▸ SHORT TASK: Return the records word for word. Any pictures in them are not part of the copy.

____ RECORDS PROVIDED

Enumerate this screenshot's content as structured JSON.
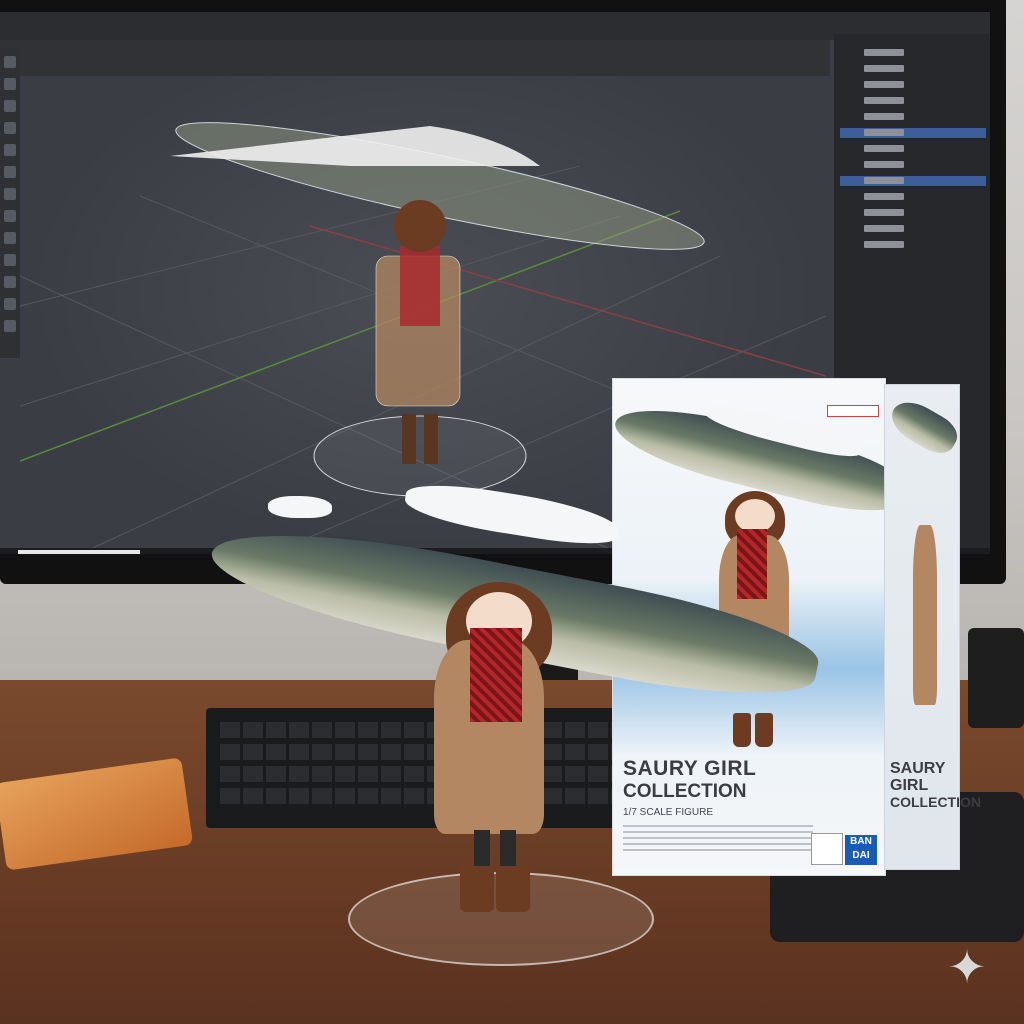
{
  "box": {
    "title": "SAURY GIRL",
    "subtitle": "COLLECTION",
    "scale": "1/7 SCALE FIGURE",
    "side_title_1": "SAURY GIRL",
    "side_title_2": "COLLECTION",
    "brand": "BAN DAI"
  },
  "colors": {
    "viewport_bg": "#3a3d44",
    "outliner_selection": "#3d5e9a",
    "desk": "#6a3d25",
    "scarf": "#b3262a",
    "coat": "#b28762"
  },
  "icons": [
    "sparkle-icon"
  ]
}
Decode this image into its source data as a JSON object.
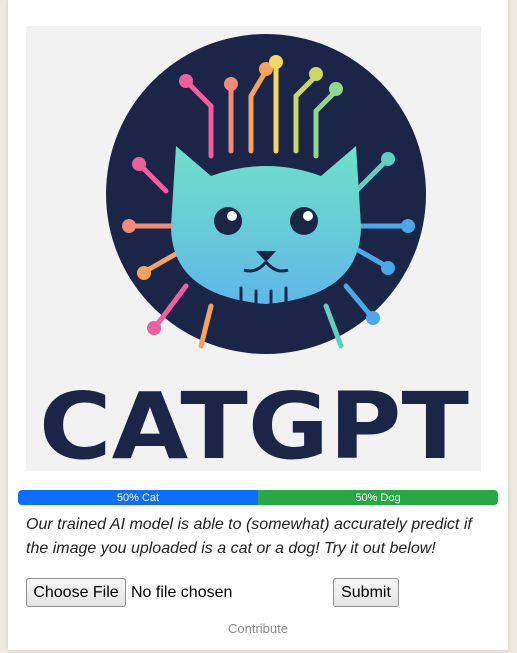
{
  "logo": {
    "wordmark": "CATGPT",
    "colors": {
      "background": "#f2f2f2",
      "circle": "#1a2548",
      "wordmark": "#1a2548",
      "cat_face_top": "#6ee0c8",
      "cat_face_bottom": "#5fb8e8",
      "circuit_pink": "#ef5fa0",
      "circuit_orange": "#f7a35c",
      "circuit_yellow": "#f4d860",
      "circuit_teal": "#5ed0c0",
      "circuit_blue": "#4aa8e8"
    }
  },
  "prediction": {
    "cat_label": "50% Cat",
    "dog_label": "50% Dog",
    "cat_fraction": 0.5,
    "dog_fraction": 0.5,
    "cat_color": "#0d6efd",
    "dog_color": "#28a745"
  },
  "description": "Our trained AI model is able to (somewhat) accurately predict if the image you uploaded is a cat or a dog! Try it out below!",
  "form": {
    "file_button_label": "Choose File",
    "file_status": "No file chosen",
    "submit_label": "Submit"
  },
  "footer": {
    "contribute_label": "Contribute"
  }
}
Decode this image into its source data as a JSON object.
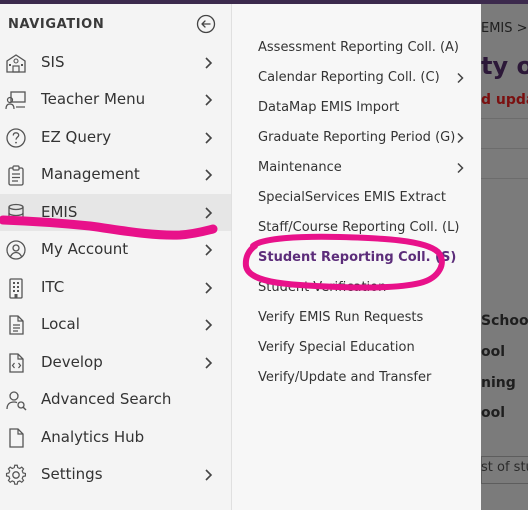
{
  "nav": {
    "header": "NAVIGATION",
    "items": [
      {
        "label": "SIS",
        "icon": "school-icon",
        "chevron": true
      },
      {
        "label": "Teacher Menu",
        "icon": "teacher-icon",
        "chevron": true
      },
      {
        "label": "EZ Query",
        "icon": "question-icon",
        "chevron": true
      },
      {
        "label": "Management",
        "icon": "clipboard-icon",
        "chevron": true
      },
      {
        "label": "EMIS",
        "icon": "database-icon",
        "chevron": true
      },
      {
        "label": "My Account",
        "icon": "user-icon",
        "chevron": true
      },
      {
        "label": "ITC",
        "icon": "building-icon",
        "chevron": true
      },
      {
        "label": "Local",
        "icon": "document-icon",
        "chevron": true
      },
      {
        "label": "Develop",
        "icon": "code-file-icon",
        "chevron": true
      },
      {
        "label": "Advanced Search",
        "icon": "user-search-icon",
        "chevron": false
      },
      {
        "label": "Analytics Hub",
        "icon": "file-icon",
        "chevron": false
      },
      {
        "label": "Settings",
        "icon": "gear-icon",
        "chevron": true
      }
    ],
    "active_item": "EMIS"
  },
  "submenu": {
    "items": [
      {
        "label": "Assessment Reporting Coll. (A)",
        "chevron": false
      },
      {
        "label": "Calendar Reporting Coll. (C)",
        "chevron": true
      },
      {
        "label": "DataMap EMIS Import",
        "chevron": false
      },
      {
        "label": "Graduate Reporting Period (G)",
        "chevron": true
      },
      {
        "label": "Maintenance",
        "chevron": true
      },
      {
        "label": "SpecialServices EMIS Extract",
        "chevron": false
      },
      {
        "label": "Staff/Course Reporting Coll. (L)",
        "chevron": false
      },
      {
        "label": "Student Reporting Coll. (S)",
        "chevron": false
      },
      {
        "label": "Student Verification",
        "chevron": false
      },
      {
        "label": "Verify EMIS Run Requests",
        "chevron": false
      },
      {
        "label": "Verify Special Education",
        "chevron": false
      },
      {
        "label": "Verify/Update and Transfer",
        "chevron": false
      }
    ],
    "highlighted_item": "Student Reporting Coll. (S)"
  },
  "background_page": {
    "breadcrumb": "EMIS >",
    "title": "ty of",
    "alert": "d upda",
    "rows": [
      "School",
      "ool",
      "ning",
      "ool"
    ],
    "footer": "st of stu"
  },
  "colors": {
    "annotation": "#e8118a",
    "accent": "#5c2d7a",
    "topbar": "#3c2a4d"
  }
}
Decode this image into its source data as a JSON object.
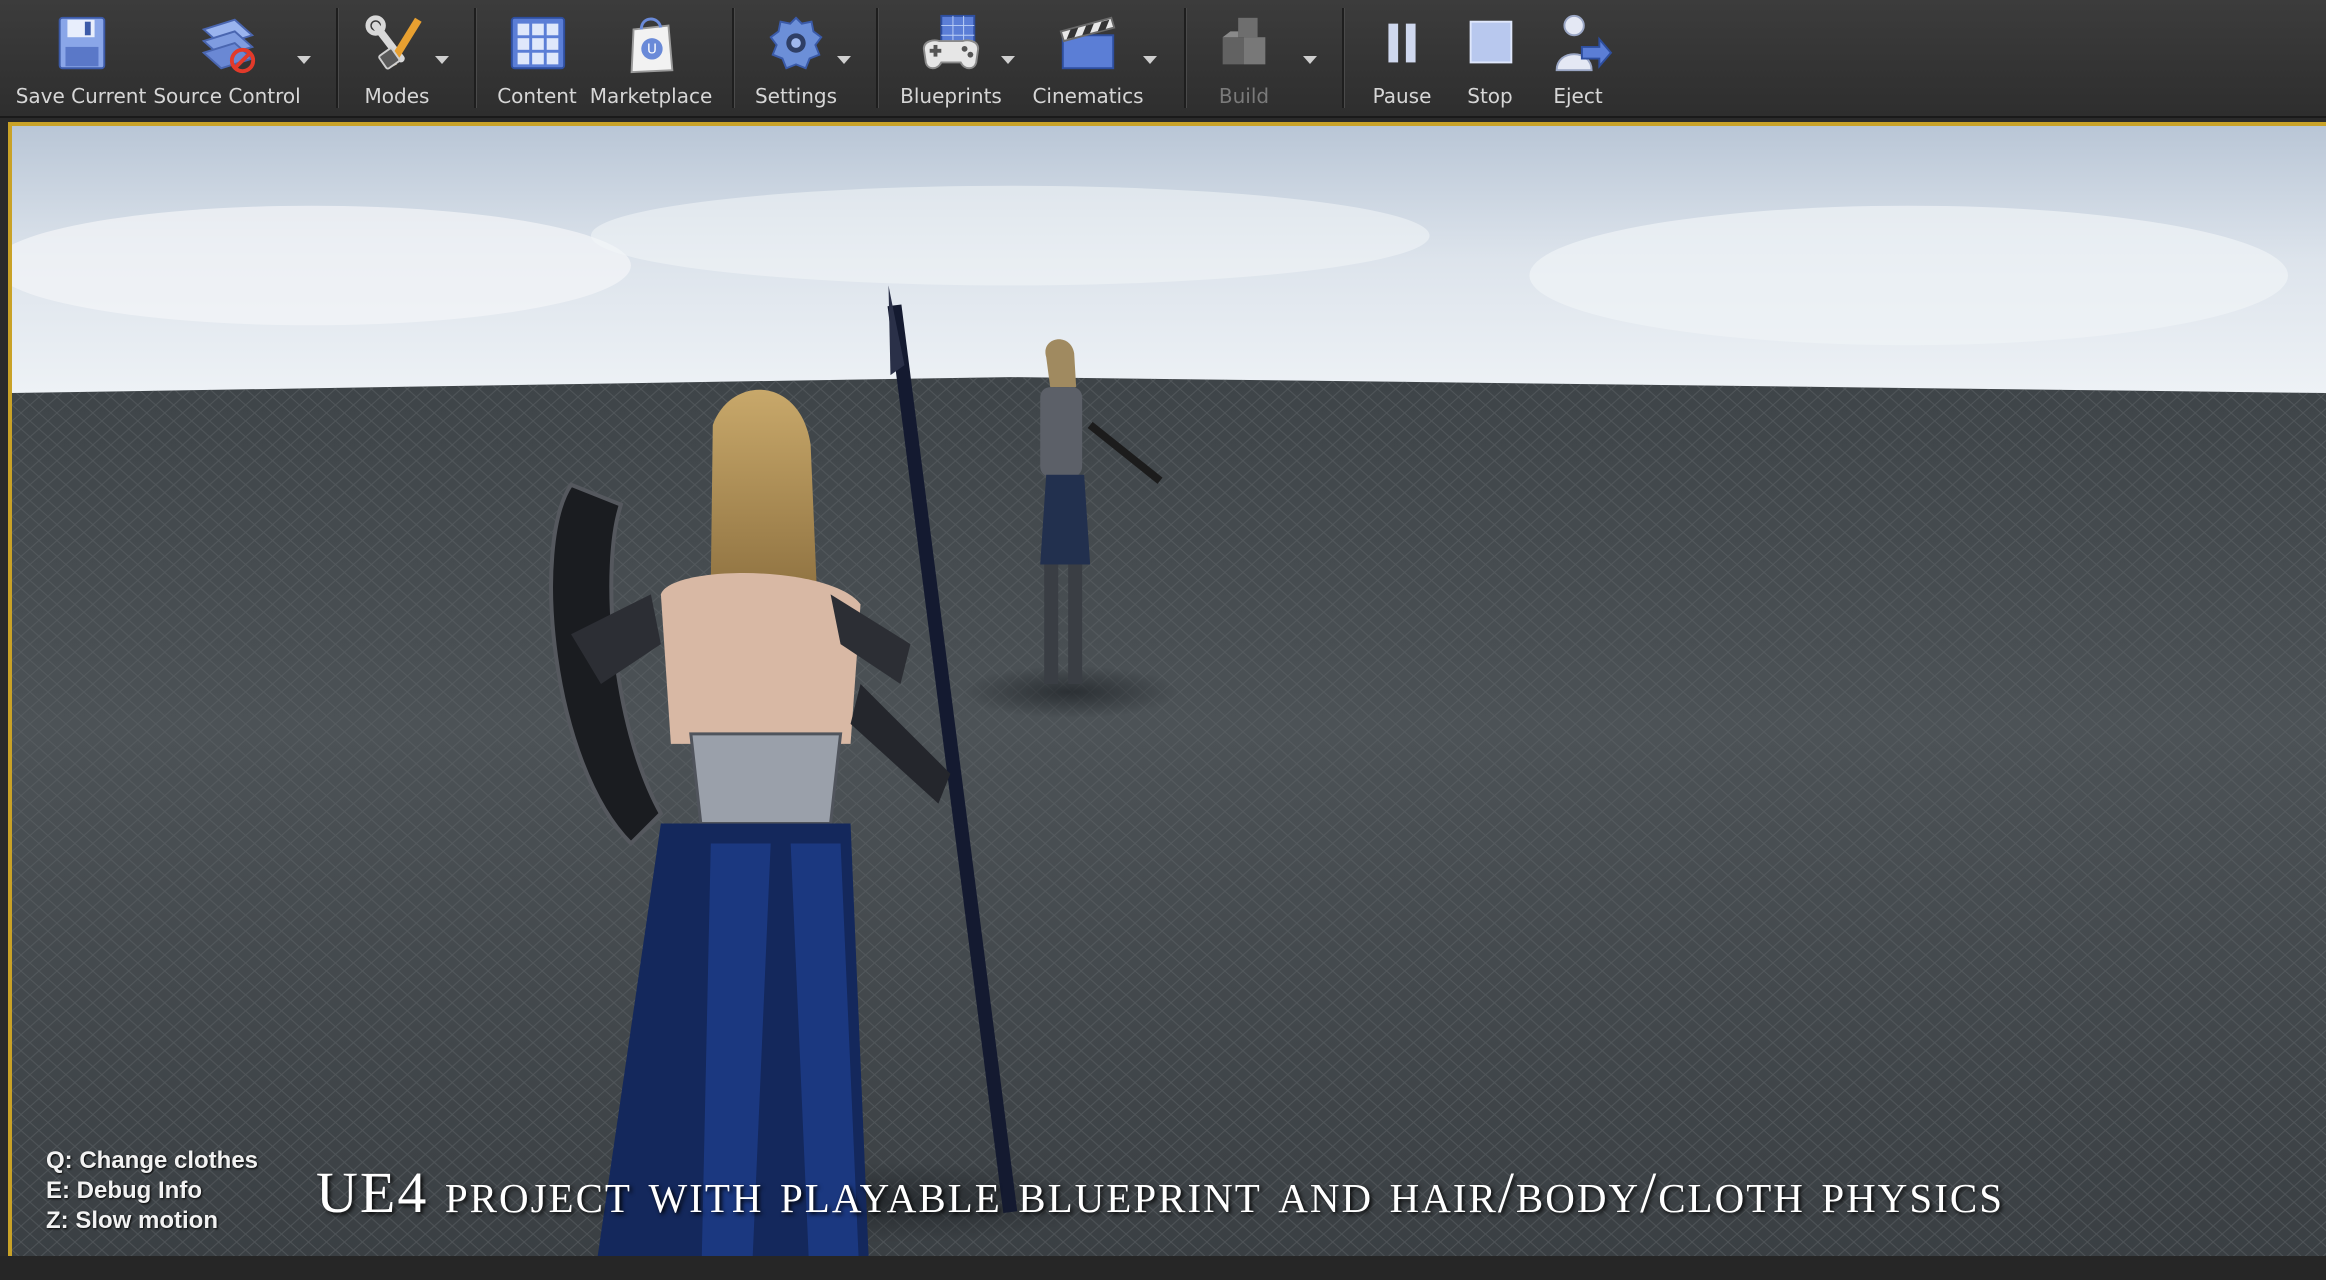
{
  "toolbar": {
    "save_current": "Save Current",
    "source_control": "Source Control",
    "modes": "Modes",
    "content": "Content",
    "marketplace": "Marketplace",
    "settings": "Settings",
    "blueprints": "Blueprints",
    "cinematics": "Cinematics",
    "build": "Build",
    "pause": "Pause",
    "stop": "Stop",
    "eject": "Eject"
  },
  "icons": {
    "save_current": "floppy-disk-icon",
    "source_control": "source-control-icon",
    "modes": "wrench-pencil-icon",
    "content": "content-grid-icon",
    "marketplace": "shopping-bag-icon",
    "settings": "gear-icon",
    "blueprints": "gamepad-icon",
    "cinematics": "clapperboard-icon",
    "build": "build-blocks-icon",
    "pause": "pause-icon",
    "stop": "stop-icon",
    "eject": "eject-icon"
  },
  "viewport": {
    "help_lines": [
      "Q: Change clothes",
      "E: Debug Info",
      "Z: Slow motion"
    ],
    "caption": "UE4 project with playable blueprint and hair/body/cloth physics"
  },
  "colors": {
    "viewport_border": "#c9a227",
    "toolbar_bg": "#353535"
  }
}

________

▸ WRITTEN SOLUTION:
Enumerate this screenshot's content as structured JSON.
{
  "box": {
    "title": "SAURY GIRL",
    "subtitle": "COLLECTION",
    "scale": "1/7 SCALE FIGURE",
    "side_title_1": "SAURY GIRL",
    "side_title_2": "COLLECTION",
    "brand": "BAN DAI"
  },
  "colors": {
    "viewport_bg": "#3a3d44",
    "outliner_selection": "#3d5e9a",
    "desk": "#6a3d25",
    "scarf": "#b3262a",
    "coat": "#b28762"
  },
  "icons": [
    "sparkle-icon"
  ]
}
Decode this image into its source data as a JSON object.
{
  "logo": {
    "wordmark": "CATGPT",
    "colors": {
      "background": "#f2f2f2",
      "circle": "#1a2548",
      "wordmark": "#1a2548",
      "cat_face_top": "#6ee0c8",
      "cat_face_bottom": "#5fb8e8",
      "circuit_pink": "#ef5fa0",
      "circuit_orange": "#f7a35c",
      "circuit_yellow": "#f4d860",
      "circuit_teal": "#5ed0c0",
      "circuit_blue": "#4aa8e8"
    }
  },
  "prediction": {
    "cat_label": "50% Cat",
    "dog_label": "50% Dog",
    "cat_fraction": 0.5,
    "dog_fraction": 0.5,
    "cat_color": "#0d6efd",
    "dog_color": "#28a745"
  },
  "description": "Our trained AI model is able to (somewhat) accurately predict if the image you uploaded is a cat or a dog! Try it out below!",
  "form": {
    "file_button_label": "Choose File",
    "file_status": "No file chosen",
    "submit_label": "Submit"
  },
  "footer": {
    "contribute_label": "Contribute"
  }
}
Decode this image into its source data as a JSON object.
{
  "nav": {
    "header": "NAVIGATION",
    "items": [
      {
        "label": "SIS",
        "icon": "school-icon",
        "chevron": true
      },
      {
        "label": "Teacher Menu",
        "icon": "teacher-icon",
        "chevron": true
      },
      {
        "label": "EZ Query",
        "icon": "question-icon",
        "chevron": true
      },
      {
        "label": "Management",
        "icon": "clipboard-icon",
        "chevron": true
      },
      {
        "label": "EMIS",
        "icon": "database-icon",
        "chevron": true
      },
      {
        "label": "My Account",
        "icon": "user-icon",
        "chevron": true
      },
      {
        "label": "ITC",
        "icon": "building-icon",
        "chevron": true
      },
      {
        "label": "Local",
        "icon": "document-icon",
        "chevron": true
      },
      {
        "label": "Develop",
        "icon": "code-file-icon",
        "chevron": true
      },
      {
        "label": "Advanced Search",
        "icon": "user-search-icon",
        "chevron": false
      },
      {
        "label": "Analytics Hub",
        "icon": "file-icon",
        "chevron": false
      },
      {
        "label": "Settings",
        "icon": "gear-icon",
        "chevron": true
      }
    ],
    "active_item": "EMIS"
  },
  "submenu": {
    "items": [
      {
        "label": "Assessment Reporting Coll. (A)",
        "chevron": false
      },
      {
        "label": "Calendar Reporting Coll. (C)",
        "chevron": true
      },
      {
        "label": "DataMap EMIS Import",
        "chevron": false
      },
      {
        "label": "Graduate Reporting Period (G)",
        "chevron": true
      },
      {
        "label": "Maintenance",
        "chevron": true
      },
      {
        "label": "SpecialServices EMIS Extract",
        "chevron": false
      },
      {
        "label": "Staff/Course Reporting Coll. (L)",
        "chevron": false
      },
      {
        "label": "Student Reporting Coll. (S)",
        "chevron": false
      },
      {
        "label": "Student Verification",
        "chevron": false
      },
      {
        "label": "Verify EMIS Run Requests",
        "chevron": false
      },
      {
        "label": "Verify Special Education",
        "chevron": false
      },
      {
        "label": "Verify/Update and Transfer",
        "chevron": false
      }
    ],
    "highlighted_item": "Student Reporting Coll. (S)"
  },
  "background_page": {
    "breadcrumb": "EMIS >",
    "title": "ty of",
    "alert": "d upda",
    "rows": [
      "School",
      "ool",
      "ning",
      "ool"
    ],
    "footer": "st of stu"
  },
  "colors": {
    "annotation": "#e8118a",
    "accent": "#5c2d7a",
    "topbar": "#3c2a4d"
  }
}
Decode this image into its source data as a JSON object.
{
  "toolbar": {
    "save_current": "Save Current",
    "source_control": "Source Control",
    "modes": "Modes",
    "content": "Content",
    "marketplace": "Marketplace",
    "settings": "Settings",
    "blueprints": "Blueprints",
    "cinematics": "Cinematics",
    "build": "Build",
    "pause": "Pause",
    "stop": "Stop",
    "eject": "Eject"
  },
  "icons": {
    "save_current": "floppy-disk-icon",
    "source_control": "source-control-icon",
    "modes": "wrench-pencil-icon",
    "content": "content-grid-icon",
    "marketplace": "shopping-bag-icon",
    "settings": "gear-icon",
    "blueprints": "gamepad-icon",
    "cinematics": "clapperboard-icon",
    "build": "build-blocks-icon",
    "pause": "pause-icon",
    "stop": "stop-icon",
    "eject": "eject-icon"
  },
  "viewport": {
    "help_lines": [
      "Q: Change clothes",
      "E: Debug Info",
      "Z: Slow motion"
    ],
    "caption": "UE4 project with playable blueprint and hair/body/cloth physics"
  },
  "colors": {
    "viewport_border": "#c9a227",
    "toolbar_bg": "#353535"
  }
}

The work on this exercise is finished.